---------- The input
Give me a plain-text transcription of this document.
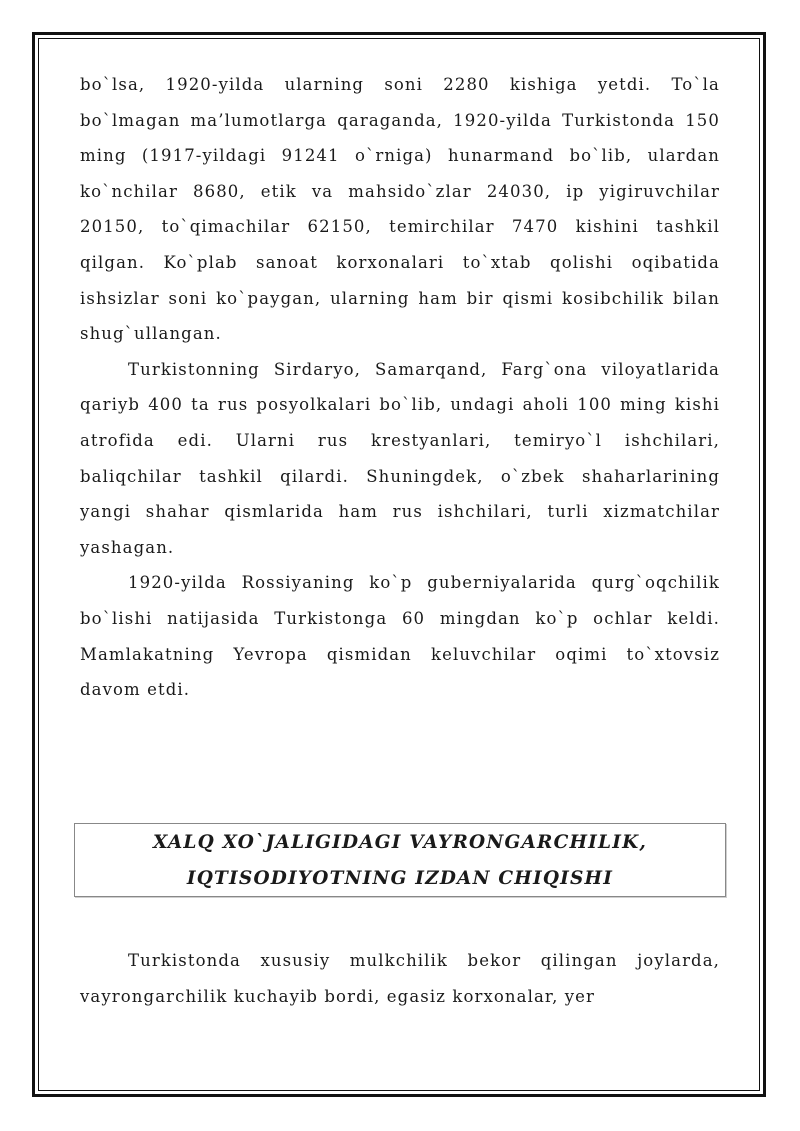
bo`lsa, 1920-yilda ularning soni 2280 kishiga yetdi. To`la bo`lmagan ma’lumotlarga qaraganda, 1920-yilda Turkistonda 150 ming (1917-yildagi 91241 o`rniga) hunarmand bo`lib, ulardan ko`nchilar 8680, etik va mahsido`zlar 24030, ip yigiruvchilar 20150, to`qimachilar 62150, temirchilar 7470 kishini tashkil qilgan. Ko`plab sanoat korxonalari to`xtab qolishi oqibatida ishsizlar soni ko`paygan, ularning ham bir qismi kosibchilik bilan shug`ullangan.

Turkistonning Sirdaryo, Samarqand, Farg`ona viloyatlarida qariyb 400 ta rus posyolkalari bo`lib, undagi aholi 100 ming kishi atrofida edi. Ularni rus krestyanlari, temiryo`l ishchilari, baliqchilar tashkil qilardi. Shuningdek, o`zbek shaharlarining yangi shahar qismlarida ham rus ishchilari, turli xizmatchilar yashagan.

1920-yilda Rossiyaning ko`p guberniyalarida qurg`oqchilik bo`lishi natijasida Turkistonga 60 mingdan ko`p ochlar keldi. Mamlakatning Yevropa qismidan keluvchilar oqimi to`xtovsiz davom etdi.

XALQ XO`JALIGIDAGI VAYRONGARCHILIK,
IQTISODIYOTNING IZDAN CHIQISHI

Turkistonda xususiy mulkchilik bekor qilingan joylarda, vayrongarchilik kuchayib bordi, egasiz korxonalar, yer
--------------------
*Requirements:* All of the lines above should be printed exactly, minus the pictures.

*Exercise solution:*
Give me a plain-text transcription of this document.
bo`lsa, 1920-yilda ularning soni 2280 kishiga yetdi. To`la bo`lmagan ma’lumotlarga qaraganda, 1920-yilda Turkistonda 150 ming (1917-yildagi 91241 o`rniga) hunarmand bo`lib, ulardan ko`nchilar 8680, etik va mahsido`zlar 24030, ip yigiruvchilar 20150, to`qimachilar 62150, temirchilar 7470 kishini tashkil qilgan. Ko`plab sanoat korxonalari to`xtab qolishi oqibatida ishsizlar soni ko`paygan, ularning ham bir qismi kosibchilik bilan shug`ullangan.

Turkistonning Sirdaryo, Samarqand, Farg`ona viloyatlarida qariyb 400 ta rus posyolkalari bo`lib, undagi aholi 100 ming kishi atrofida edi. Ularni rus krestyanlari, temiryo`l ishchilari, baliqchilar tashkil qilardi. Shuningdek, o`zbek shaharlarining yangi shahar qismlarida ham rus ishchilari, turli xizmatchilar yashagan.

1920-yilda Rossiyaning ko`p guberniyalarida qurg`oqchilik bo`lishi natijasida Turkistonga 60 mingdan ko`p ochlar keldi. Mamlakatning Yevropa qismidan keluvchilar oqimi to`xtovsiz davom etdi.

XALQ XO`JALIGIDAGI VAYRONGARCHILIK,
IQTISODIYOTNING IZDAN CHIQISHI

Turkistonda xususiy mulkchilik bekor qilingan joylarda, vayrongarchilik kuchayib bordi, egasiz korxonalar, yer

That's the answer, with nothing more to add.